*Task objective:* Write out the lines of the items below, beginning with the very first line and stopping after the line that contains "tab-theme[interactable]: Theme [378,94,462,137]". Keep every character unchanged.
——————
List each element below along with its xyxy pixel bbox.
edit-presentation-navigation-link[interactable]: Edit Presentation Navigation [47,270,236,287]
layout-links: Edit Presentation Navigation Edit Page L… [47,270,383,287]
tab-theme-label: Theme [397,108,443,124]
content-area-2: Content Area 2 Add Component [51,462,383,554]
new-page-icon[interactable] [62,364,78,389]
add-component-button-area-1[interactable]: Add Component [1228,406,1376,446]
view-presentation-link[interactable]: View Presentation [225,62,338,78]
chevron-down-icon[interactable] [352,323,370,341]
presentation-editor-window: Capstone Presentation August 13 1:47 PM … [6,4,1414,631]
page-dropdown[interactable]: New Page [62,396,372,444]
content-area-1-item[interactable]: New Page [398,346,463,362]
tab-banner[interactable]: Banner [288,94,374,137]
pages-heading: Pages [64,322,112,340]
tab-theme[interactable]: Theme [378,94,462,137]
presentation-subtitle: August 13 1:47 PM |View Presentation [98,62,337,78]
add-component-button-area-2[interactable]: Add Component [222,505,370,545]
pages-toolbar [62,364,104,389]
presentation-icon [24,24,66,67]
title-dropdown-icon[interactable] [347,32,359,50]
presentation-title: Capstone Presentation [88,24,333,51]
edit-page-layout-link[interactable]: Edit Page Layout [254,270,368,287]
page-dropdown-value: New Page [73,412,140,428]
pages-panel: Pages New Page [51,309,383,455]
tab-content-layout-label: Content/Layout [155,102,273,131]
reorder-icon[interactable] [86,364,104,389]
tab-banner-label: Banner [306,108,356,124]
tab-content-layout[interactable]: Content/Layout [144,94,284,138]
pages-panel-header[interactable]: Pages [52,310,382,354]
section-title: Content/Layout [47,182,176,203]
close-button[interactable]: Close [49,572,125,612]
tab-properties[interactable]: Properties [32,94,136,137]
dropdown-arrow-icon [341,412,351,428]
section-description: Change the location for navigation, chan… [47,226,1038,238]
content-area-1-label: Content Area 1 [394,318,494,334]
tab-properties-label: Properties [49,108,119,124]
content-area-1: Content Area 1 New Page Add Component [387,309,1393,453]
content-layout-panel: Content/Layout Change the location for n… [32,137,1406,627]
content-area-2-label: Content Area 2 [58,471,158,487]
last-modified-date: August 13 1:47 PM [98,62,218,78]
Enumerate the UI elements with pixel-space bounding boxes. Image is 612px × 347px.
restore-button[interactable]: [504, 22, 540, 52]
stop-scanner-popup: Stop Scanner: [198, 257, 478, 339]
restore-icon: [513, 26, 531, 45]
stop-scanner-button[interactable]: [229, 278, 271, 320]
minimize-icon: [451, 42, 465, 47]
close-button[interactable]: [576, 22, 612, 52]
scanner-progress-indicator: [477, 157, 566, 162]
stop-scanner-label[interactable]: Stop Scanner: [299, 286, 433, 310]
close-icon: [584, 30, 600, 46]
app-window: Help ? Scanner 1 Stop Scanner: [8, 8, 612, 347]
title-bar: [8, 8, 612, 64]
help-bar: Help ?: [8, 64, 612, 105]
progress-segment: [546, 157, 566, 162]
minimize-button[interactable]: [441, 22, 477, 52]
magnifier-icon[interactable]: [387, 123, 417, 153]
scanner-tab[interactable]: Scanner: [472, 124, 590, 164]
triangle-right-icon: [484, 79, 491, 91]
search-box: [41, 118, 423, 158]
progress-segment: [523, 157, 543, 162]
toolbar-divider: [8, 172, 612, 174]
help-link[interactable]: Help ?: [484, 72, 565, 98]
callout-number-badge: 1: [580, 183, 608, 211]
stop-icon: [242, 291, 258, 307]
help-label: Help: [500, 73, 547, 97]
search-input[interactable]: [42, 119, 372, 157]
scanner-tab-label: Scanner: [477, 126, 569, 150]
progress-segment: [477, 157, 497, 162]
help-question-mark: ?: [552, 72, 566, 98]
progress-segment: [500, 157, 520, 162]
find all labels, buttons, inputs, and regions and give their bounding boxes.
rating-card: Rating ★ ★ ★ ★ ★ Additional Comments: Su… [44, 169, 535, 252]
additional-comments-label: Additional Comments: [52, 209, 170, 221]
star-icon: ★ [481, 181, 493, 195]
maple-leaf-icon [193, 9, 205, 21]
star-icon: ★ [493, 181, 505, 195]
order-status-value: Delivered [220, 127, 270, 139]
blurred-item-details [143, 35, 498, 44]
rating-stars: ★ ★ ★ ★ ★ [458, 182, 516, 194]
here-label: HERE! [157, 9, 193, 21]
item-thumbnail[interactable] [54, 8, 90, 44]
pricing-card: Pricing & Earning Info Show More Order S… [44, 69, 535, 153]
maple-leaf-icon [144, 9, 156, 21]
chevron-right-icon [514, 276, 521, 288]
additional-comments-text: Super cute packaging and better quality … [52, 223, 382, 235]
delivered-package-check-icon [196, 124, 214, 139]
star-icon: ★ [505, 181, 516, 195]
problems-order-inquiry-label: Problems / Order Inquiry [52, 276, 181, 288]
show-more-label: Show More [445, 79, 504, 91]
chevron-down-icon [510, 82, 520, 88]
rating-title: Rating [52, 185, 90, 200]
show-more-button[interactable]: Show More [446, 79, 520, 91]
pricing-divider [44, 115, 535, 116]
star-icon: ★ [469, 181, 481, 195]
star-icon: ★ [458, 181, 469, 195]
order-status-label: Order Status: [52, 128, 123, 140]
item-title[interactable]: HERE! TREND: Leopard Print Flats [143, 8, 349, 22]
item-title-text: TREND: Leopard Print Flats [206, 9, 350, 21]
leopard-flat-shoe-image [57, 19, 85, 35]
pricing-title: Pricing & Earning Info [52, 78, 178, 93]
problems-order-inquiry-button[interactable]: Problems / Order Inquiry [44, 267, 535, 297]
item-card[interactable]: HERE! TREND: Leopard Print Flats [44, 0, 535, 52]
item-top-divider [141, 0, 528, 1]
——————
*The output:*
List each element below along with its xyxy pixel bbox.
edit-presentation-navigation-link[interactable]: Edit Presentation Navigation [47,270,236,287]
layout-links: Edit Presentation Navigation Edit Page L… [47,270,383,287]
tab-theme-label: Theme [397,108,443,124]
content-area-2: Content Area 2 Add Component [51,462,383,554]
new-page-icon[interactable] [62,364,78,389]
add-component-button-area-1[interactable]: Add Component [1228,406,1376,446]
view-presentation-link[interactable]: View Presentation [225,62,338,78]
chevron-down-icon[interactable] [352,323,370,341]
presentation-editor-window: Capstone Presentation August 13 1:47 PM … [6,4,1414,631]
page-dropdown[interactable]: New Page [62,396,372,444]
content-area-1-item[interactable]: New Page [398,346,463,362]
tab-banner[interactable]: Banner [288,94,374,137]
pages-heading: Pages [64,322,112,340]
tab-theme[interactable]: Theme [378,94,462,137]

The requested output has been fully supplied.